----- Records for processing

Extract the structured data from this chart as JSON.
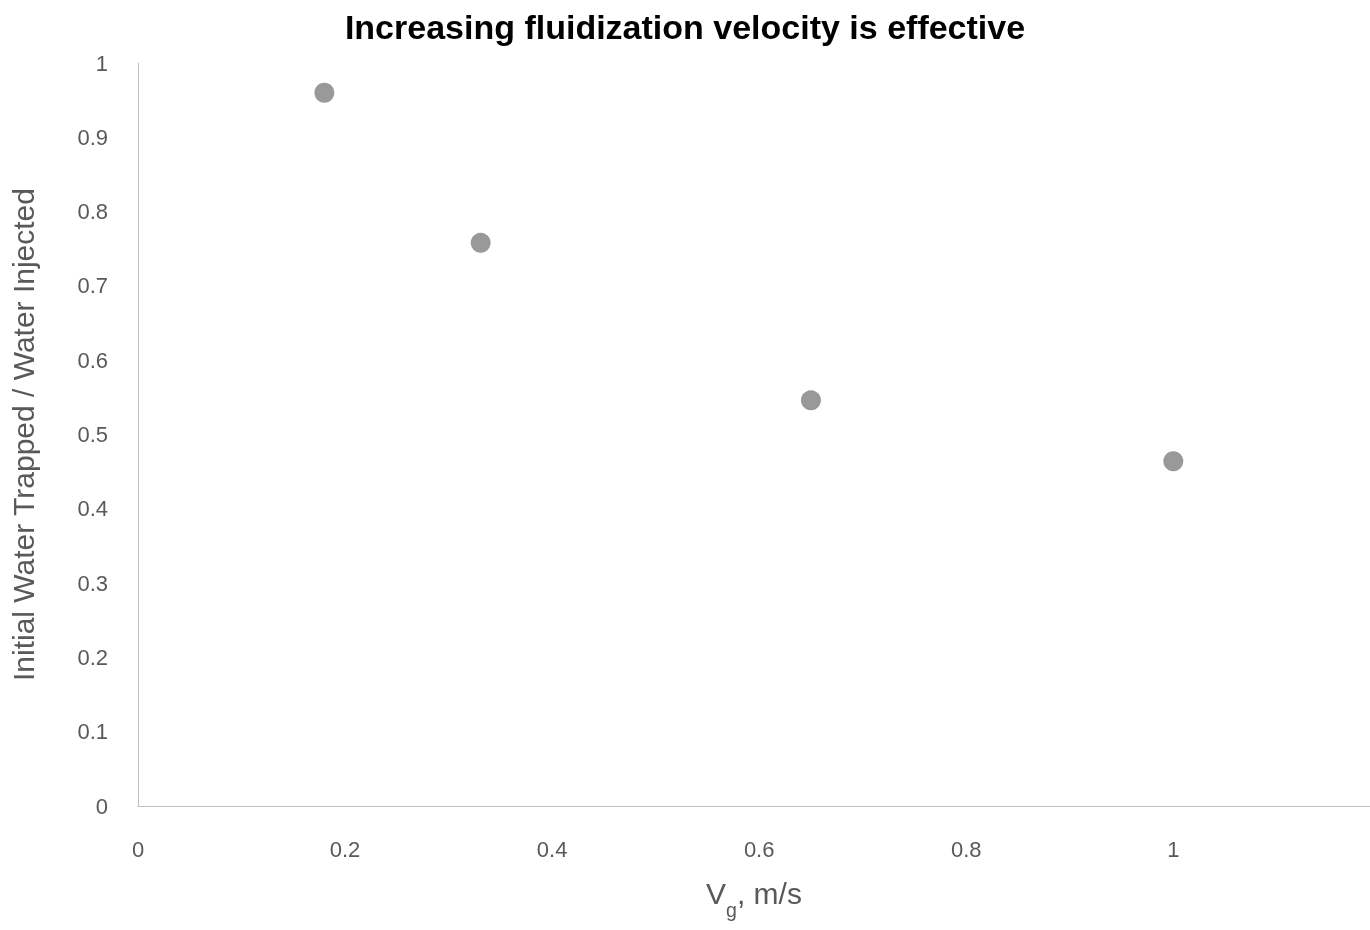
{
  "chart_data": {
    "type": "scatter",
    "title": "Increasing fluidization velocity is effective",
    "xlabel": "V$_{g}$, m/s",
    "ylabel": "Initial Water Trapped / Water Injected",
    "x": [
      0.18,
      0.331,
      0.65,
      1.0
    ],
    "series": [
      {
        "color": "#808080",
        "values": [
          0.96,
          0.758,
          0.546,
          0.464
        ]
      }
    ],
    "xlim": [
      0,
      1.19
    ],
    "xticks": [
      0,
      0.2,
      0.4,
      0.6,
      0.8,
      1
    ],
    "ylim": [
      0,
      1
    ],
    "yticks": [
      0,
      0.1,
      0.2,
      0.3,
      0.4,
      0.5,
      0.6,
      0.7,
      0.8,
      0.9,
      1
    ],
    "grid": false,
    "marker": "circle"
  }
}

----------
----- Records for processing

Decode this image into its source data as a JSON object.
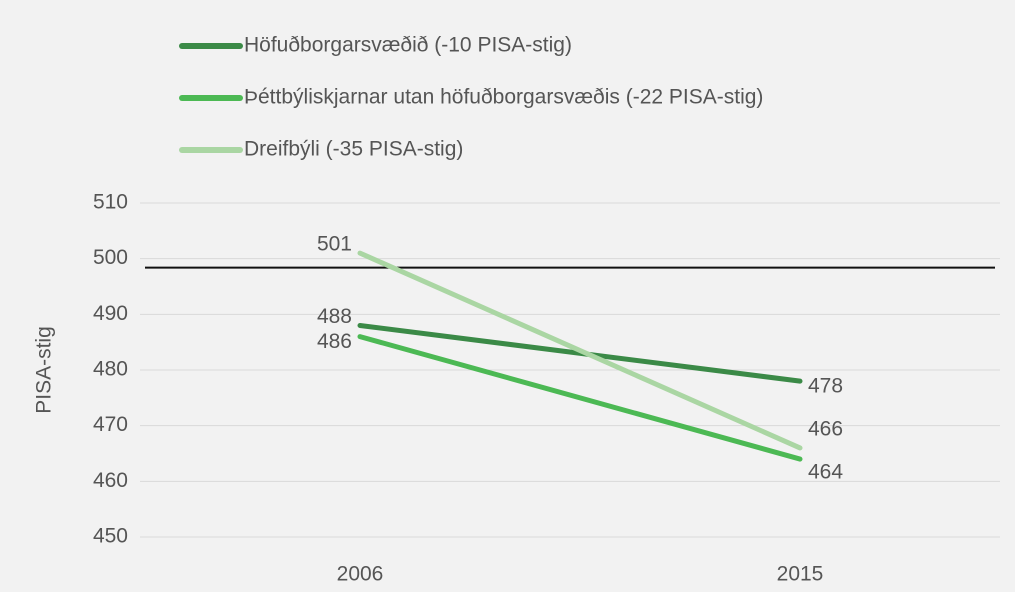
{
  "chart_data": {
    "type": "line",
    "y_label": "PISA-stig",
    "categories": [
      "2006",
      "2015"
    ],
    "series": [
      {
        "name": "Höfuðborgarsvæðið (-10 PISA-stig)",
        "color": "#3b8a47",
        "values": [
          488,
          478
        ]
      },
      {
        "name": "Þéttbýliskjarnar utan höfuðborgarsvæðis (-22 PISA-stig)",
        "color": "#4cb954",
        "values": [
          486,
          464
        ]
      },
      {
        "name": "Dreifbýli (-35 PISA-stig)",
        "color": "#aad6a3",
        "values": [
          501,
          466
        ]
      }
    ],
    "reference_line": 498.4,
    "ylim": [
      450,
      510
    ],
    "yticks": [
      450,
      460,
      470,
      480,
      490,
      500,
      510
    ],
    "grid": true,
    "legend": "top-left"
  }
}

----------

**Problem description:** Report every line containing the word "stig" from the listing above.

**Exercise solution:**
    "y_label": "PISA-stig",
        "name": "Höfuðborgarsvæðið (-10 PISA-stig)",
        "name": "Þéttbýliskjarnar utan höfuðborgarsvæðis (-22 PISA-stig)",
        "name": "Dreifbýli (-35 PISA-stig)",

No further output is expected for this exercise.